● Task directions:
Go through the data below. Pull out every line that has the word "Cumulative".

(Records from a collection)
════════════════

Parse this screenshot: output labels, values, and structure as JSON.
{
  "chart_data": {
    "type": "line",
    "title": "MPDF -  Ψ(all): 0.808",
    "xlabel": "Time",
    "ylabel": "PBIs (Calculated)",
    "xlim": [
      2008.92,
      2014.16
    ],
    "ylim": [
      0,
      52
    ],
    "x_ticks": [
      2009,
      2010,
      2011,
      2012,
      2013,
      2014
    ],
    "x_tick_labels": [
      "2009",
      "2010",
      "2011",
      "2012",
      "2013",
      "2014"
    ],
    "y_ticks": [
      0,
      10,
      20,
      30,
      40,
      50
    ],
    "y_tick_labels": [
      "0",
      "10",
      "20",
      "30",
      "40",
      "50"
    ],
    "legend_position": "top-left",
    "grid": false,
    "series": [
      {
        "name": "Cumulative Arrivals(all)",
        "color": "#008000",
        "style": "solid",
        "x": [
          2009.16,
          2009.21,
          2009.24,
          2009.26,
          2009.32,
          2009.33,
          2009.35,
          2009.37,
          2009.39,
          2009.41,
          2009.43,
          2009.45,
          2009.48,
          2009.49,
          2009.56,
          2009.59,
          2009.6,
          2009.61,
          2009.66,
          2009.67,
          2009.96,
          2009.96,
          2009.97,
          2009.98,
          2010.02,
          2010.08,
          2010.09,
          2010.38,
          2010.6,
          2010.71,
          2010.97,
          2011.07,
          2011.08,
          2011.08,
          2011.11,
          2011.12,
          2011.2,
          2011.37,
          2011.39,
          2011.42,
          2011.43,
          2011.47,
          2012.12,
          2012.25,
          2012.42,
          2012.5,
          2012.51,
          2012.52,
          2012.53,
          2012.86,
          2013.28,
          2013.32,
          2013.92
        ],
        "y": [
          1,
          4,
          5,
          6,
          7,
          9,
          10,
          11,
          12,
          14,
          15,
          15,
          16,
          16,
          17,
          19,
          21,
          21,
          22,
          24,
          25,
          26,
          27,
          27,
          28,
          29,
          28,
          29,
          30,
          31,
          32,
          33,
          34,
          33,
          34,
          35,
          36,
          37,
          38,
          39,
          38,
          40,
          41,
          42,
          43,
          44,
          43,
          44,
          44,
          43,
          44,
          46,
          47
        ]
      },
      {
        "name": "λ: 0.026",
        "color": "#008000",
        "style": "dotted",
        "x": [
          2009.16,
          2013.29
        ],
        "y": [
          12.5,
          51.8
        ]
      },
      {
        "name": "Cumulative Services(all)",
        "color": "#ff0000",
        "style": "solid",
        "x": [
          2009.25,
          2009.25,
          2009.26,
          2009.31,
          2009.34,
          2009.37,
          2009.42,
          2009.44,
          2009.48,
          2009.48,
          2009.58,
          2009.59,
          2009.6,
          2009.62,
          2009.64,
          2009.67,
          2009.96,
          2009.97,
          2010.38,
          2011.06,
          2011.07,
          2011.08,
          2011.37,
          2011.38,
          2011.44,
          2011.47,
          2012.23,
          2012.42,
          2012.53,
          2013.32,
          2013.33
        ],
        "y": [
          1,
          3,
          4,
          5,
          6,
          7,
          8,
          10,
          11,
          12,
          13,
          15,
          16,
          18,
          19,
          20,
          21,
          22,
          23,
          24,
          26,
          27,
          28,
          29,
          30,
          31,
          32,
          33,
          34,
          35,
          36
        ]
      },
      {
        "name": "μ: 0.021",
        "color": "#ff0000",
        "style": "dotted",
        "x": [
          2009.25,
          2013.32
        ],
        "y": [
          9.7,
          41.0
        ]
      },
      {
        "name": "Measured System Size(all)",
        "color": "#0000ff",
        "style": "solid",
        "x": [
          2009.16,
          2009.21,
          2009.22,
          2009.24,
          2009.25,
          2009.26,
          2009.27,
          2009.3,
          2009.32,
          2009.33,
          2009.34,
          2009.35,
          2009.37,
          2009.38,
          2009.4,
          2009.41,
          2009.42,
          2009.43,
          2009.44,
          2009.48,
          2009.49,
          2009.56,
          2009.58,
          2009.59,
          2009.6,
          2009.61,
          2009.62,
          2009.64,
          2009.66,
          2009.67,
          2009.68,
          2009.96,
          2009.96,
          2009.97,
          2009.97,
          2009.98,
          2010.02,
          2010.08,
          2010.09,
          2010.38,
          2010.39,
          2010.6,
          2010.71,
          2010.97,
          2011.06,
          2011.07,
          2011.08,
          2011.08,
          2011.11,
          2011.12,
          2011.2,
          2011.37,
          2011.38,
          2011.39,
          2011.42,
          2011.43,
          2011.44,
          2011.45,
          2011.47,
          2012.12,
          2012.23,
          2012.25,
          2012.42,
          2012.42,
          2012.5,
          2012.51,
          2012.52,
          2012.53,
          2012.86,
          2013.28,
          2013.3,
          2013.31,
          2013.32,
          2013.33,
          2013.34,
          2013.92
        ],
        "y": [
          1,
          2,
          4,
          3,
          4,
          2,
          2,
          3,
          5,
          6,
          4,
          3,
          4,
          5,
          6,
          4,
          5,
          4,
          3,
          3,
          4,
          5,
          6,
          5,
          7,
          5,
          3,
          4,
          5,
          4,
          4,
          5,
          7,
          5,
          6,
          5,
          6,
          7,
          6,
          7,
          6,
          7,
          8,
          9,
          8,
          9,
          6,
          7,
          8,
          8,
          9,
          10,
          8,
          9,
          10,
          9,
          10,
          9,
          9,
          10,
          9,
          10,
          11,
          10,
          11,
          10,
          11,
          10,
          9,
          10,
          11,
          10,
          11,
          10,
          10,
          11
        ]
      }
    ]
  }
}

════════════════

● Result of this exercise:
        "name": "Cumulative Arrivals(all)",
        "name": "Cumulative Services(all)",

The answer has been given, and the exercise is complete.